To-do list:
1 - In the Father's Day essay, where did the writer originally plan to meet the son after riding the subway from JFK?
2 - Extend the Father's Day essay past its final sentence, keeping its first-person voice.

Page:
Words from William Wordsworth’s poem “My Heart Leaps Up” came warmly to my mind recently – and with the coming of another Father’s Day seem worth sharing.

Wrote the wordsmith in 1802: “The Child is father to the Man.”

Perhaps more famously, given the influence of Hollywood’s silver screen, in the 2006 film “Superman Returns,” Jor-El – father of Kal-El, who becomes Superman on planet Earth – tells his boy: “The son becomes the father and the father becomes the son.”

Enjoying pizza, and a role reversal, in NYC.

Enjoying pizza, and a role reversal, in NYC.

So it was when I visited my own Kal-El in New York City; in many ways the 27-year-old son and the 56-year-old father reversed roles.

I embraced this turnabout as happily as I embraced him at the airport. In fact, his surprise greeting at baggage claim was the beginning of “The Child is father to the Man.”

You see, I was going to take the subway from JFK and meet my son at his apartment in Lower Manhattan. However, he was worried about me navigating the subway system and thus covertly trekked out to meet me. A very father-like thing.

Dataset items
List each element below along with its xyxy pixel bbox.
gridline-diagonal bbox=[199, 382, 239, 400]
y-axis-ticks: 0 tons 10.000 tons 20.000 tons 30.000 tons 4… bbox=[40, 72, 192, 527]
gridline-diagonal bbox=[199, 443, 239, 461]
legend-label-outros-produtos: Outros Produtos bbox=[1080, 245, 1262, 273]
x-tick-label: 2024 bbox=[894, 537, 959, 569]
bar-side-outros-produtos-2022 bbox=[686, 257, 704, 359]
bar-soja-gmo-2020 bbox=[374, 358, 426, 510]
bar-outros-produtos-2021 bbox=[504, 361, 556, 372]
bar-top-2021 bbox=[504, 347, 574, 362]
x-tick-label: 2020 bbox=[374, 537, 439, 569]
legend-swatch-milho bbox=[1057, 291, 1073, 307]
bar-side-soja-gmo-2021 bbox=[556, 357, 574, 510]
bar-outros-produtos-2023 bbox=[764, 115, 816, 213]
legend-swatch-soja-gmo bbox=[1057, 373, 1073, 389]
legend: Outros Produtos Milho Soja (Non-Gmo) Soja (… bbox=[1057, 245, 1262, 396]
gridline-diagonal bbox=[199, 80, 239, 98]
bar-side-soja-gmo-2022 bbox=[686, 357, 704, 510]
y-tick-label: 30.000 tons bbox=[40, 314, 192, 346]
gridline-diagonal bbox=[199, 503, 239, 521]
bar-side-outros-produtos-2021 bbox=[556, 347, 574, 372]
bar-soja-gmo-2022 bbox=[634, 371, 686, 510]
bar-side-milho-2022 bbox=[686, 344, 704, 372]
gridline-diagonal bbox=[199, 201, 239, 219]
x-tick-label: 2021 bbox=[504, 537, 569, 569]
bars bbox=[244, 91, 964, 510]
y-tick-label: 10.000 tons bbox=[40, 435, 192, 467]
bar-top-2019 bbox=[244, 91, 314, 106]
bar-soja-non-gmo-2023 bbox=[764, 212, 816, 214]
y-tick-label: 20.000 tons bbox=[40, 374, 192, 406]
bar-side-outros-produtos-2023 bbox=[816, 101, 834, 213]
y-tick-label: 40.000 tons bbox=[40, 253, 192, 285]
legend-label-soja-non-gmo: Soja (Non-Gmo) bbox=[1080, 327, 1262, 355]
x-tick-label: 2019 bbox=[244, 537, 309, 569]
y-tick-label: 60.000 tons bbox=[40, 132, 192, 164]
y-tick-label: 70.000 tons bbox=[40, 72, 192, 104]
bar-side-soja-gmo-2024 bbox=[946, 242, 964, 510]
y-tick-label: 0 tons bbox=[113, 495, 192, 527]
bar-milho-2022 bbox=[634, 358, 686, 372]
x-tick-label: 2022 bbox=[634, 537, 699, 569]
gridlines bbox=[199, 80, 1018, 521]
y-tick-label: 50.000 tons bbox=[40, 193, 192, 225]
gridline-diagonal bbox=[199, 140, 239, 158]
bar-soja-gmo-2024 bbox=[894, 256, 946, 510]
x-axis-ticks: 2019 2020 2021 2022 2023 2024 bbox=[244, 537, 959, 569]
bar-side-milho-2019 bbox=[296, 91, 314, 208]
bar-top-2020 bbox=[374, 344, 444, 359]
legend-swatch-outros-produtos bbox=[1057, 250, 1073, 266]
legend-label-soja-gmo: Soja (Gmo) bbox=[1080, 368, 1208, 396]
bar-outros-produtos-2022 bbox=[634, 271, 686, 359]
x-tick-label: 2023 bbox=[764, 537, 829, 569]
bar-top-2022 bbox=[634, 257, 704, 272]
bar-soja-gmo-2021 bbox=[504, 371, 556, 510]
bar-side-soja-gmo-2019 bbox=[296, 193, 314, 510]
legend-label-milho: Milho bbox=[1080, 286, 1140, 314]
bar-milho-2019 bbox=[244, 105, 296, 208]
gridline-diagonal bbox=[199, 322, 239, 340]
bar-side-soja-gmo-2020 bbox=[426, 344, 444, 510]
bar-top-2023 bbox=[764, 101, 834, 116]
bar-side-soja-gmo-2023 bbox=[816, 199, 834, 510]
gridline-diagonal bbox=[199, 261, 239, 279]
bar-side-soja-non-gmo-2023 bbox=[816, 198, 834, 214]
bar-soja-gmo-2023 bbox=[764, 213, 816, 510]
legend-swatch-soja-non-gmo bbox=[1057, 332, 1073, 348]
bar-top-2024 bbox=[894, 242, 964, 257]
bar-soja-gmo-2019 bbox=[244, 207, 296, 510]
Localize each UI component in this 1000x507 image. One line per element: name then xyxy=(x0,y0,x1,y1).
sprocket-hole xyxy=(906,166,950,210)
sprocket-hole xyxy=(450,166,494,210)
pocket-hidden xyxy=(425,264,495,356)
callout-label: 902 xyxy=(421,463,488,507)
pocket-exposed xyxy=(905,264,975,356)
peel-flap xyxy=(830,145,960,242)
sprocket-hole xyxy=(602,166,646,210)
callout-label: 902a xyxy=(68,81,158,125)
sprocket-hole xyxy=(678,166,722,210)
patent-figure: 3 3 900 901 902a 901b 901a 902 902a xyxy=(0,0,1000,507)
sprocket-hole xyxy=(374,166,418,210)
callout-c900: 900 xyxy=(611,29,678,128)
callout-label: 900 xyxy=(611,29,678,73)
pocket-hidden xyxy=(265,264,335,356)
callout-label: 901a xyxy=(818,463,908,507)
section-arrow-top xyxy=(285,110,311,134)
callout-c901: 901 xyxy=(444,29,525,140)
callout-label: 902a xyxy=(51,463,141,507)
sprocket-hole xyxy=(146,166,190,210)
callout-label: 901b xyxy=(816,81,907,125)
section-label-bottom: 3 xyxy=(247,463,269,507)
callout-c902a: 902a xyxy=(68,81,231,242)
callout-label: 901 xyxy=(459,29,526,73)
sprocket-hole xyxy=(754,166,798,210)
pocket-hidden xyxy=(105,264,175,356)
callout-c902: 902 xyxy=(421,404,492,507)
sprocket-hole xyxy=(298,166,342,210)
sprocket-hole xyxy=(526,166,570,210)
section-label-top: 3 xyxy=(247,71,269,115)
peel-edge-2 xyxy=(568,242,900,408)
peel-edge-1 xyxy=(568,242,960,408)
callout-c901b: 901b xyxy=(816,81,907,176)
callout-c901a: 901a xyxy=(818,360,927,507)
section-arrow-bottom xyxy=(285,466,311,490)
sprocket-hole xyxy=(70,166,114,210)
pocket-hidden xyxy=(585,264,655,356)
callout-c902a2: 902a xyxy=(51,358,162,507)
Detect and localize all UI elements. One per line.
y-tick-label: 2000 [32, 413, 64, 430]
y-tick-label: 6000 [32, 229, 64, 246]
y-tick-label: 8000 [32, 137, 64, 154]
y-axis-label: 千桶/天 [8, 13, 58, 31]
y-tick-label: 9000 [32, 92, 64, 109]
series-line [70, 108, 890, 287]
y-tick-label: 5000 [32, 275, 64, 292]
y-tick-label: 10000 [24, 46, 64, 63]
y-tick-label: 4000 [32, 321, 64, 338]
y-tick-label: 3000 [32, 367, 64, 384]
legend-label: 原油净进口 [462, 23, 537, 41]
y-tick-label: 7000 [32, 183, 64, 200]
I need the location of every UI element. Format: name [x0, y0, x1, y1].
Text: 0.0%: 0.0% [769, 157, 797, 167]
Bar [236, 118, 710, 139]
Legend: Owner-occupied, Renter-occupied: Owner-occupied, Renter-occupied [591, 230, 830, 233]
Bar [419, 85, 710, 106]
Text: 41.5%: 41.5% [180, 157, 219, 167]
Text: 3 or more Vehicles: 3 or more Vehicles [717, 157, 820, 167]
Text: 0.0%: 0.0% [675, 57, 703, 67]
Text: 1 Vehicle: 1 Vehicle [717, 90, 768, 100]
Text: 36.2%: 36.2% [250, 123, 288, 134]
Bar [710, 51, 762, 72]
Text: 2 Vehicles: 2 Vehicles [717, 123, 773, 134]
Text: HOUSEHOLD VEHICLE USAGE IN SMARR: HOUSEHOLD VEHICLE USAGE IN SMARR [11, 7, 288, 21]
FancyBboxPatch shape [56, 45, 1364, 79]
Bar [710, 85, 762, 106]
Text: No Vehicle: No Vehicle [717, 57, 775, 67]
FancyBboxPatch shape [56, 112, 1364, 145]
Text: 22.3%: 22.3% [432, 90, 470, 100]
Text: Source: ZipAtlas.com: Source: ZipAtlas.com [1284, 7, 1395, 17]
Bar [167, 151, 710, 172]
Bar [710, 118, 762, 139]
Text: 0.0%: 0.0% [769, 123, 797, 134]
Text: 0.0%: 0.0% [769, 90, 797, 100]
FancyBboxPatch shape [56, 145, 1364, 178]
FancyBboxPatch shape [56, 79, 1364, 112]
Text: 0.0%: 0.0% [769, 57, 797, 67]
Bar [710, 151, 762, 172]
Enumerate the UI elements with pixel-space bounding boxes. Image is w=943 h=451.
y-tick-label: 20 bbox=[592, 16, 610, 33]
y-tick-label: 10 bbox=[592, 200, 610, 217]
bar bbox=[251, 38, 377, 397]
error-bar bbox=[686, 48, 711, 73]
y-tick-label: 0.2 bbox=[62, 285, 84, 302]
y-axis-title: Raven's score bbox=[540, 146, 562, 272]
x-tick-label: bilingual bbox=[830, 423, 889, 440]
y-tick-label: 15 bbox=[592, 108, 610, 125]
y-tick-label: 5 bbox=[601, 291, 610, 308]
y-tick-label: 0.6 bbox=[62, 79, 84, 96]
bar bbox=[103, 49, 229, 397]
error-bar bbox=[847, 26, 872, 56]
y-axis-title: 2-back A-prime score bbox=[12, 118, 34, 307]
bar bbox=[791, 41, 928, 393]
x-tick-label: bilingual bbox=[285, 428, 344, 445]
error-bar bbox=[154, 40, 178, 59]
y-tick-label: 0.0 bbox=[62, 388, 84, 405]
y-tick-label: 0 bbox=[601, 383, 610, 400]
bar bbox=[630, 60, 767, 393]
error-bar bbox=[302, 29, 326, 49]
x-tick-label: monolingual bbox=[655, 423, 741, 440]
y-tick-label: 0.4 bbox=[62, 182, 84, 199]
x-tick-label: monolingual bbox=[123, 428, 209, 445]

Responses for each task:
1 - At the son's apartment in Lower Manhattan.

2 -
So it was the rest of my visit. My son insisted on carrying my luggage, gave me his bed, lent me the jacket off his back when the night air turned cold.

The most dramatic way my Child was father to this Man occurred my first full day there. Just as I used to take my son to Ventura’s now shuttered H.P. Wright Library, he was taking me to the venerable New York Public Library.

Getting on the subway, however, I got a “Welcome-to-New-York” shove from behind just as the doors were closing. Unable to shut because of the rugby-like scrum, the doors instantly jerked back open.

My right index finger, somehow, got pulled into the slit where the sliding door recedes. The result was like a carrot meeting a potato peeler. Quick pressure with a napkin largely stanched the bleeding.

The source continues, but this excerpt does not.